=== Written instruction ===
Using the records below, give the number of lines where the word "λειτουργιῶν" appears, with no further output.

=== Available data ===
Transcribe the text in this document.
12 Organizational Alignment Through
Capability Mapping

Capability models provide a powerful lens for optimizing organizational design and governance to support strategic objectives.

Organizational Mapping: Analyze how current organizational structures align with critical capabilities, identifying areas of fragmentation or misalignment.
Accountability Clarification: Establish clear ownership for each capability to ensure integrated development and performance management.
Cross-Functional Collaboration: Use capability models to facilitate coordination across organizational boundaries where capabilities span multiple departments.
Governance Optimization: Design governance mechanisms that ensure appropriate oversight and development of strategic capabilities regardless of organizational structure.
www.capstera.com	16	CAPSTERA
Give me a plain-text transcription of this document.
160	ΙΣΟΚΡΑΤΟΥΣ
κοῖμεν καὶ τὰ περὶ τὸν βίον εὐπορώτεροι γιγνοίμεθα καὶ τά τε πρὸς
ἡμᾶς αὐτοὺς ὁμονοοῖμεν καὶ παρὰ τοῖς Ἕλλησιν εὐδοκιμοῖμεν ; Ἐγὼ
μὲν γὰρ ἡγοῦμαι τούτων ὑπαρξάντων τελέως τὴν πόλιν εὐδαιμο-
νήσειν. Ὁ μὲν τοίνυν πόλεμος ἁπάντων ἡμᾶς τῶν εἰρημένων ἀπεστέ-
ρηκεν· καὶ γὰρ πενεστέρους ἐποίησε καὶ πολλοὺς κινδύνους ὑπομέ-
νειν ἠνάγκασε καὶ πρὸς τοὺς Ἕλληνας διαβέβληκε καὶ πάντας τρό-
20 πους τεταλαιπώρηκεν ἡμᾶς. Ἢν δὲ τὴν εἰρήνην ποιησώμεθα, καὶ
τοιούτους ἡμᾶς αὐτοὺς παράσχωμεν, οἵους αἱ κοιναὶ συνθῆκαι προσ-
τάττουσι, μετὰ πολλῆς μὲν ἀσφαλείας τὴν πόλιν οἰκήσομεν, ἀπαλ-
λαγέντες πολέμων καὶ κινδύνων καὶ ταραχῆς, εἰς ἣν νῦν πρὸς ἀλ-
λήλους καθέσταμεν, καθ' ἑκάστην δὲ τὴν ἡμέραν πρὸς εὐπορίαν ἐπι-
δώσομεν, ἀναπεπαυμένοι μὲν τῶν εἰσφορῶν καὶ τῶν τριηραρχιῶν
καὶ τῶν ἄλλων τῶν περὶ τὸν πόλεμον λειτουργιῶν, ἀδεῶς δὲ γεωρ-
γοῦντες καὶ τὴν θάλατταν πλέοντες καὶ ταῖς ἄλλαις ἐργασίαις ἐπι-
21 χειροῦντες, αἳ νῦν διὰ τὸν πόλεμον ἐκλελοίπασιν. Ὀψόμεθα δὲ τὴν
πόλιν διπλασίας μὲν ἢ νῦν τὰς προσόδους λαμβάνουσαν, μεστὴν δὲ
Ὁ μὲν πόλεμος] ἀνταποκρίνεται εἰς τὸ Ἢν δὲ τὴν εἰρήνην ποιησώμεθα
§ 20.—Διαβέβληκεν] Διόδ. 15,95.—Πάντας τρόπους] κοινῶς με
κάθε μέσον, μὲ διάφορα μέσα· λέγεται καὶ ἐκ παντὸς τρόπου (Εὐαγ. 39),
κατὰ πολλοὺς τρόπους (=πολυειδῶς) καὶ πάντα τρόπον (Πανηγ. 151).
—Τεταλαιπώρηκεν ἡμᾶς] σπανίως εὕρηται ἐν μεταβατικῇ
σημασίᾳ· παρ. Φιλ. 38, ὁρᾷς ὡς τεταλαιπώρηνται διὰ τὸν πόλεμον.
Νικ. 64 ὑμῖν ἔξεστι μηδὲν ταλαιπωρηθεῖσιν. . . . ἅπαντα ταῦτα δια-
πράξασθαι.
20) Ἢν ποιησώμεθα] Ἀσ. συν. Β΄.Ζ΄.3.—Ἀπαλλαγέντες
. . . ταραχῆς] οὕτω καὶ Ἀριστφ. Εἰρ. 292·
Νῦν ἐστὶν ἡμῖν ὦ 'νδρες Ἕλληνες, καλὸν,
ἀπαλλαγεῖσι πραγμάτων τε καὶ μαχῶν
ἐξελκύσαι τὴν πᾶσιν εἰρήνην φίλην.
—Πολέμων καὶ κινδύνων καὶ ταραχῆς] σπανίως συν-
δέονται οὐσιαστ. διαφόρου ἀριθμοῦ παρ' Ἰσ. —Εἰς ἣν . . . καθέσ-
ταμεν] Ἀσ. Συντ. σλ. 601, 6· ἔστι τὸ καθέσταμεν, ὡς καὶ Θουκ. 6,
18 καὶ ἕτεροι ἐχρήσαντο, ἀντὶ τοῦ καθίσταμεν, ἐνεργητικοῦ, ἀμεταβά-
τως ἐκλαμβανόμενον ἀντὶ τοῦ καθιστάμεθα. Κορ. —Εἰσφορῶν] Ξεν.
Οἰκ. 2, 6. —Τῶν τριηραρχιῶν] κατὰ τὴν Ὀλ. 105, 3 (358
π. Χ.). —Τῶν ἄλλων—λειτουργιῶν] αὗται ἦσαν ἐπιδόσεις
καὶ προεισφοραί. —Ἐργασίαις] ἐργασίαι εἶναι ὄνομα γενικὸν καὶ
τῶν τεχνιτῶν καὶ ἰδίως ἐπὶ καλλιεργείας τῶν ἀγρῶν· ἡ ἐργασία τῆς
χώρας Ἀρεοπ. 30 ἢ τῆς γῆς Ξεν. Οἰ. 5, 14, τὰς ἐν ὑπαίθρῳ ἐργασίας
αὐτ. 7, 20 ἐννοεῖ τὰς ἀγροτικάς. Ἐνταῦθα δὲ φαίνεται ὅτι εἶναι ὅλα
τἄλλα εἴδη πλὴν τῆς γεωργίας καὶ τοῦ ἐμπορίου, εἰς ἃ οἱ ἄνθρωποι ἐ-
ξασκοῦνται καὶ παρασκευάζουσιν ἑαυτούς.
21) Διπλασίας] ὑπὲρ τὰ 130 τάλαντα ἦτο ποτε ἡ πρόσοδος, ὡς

=== Solution ===
2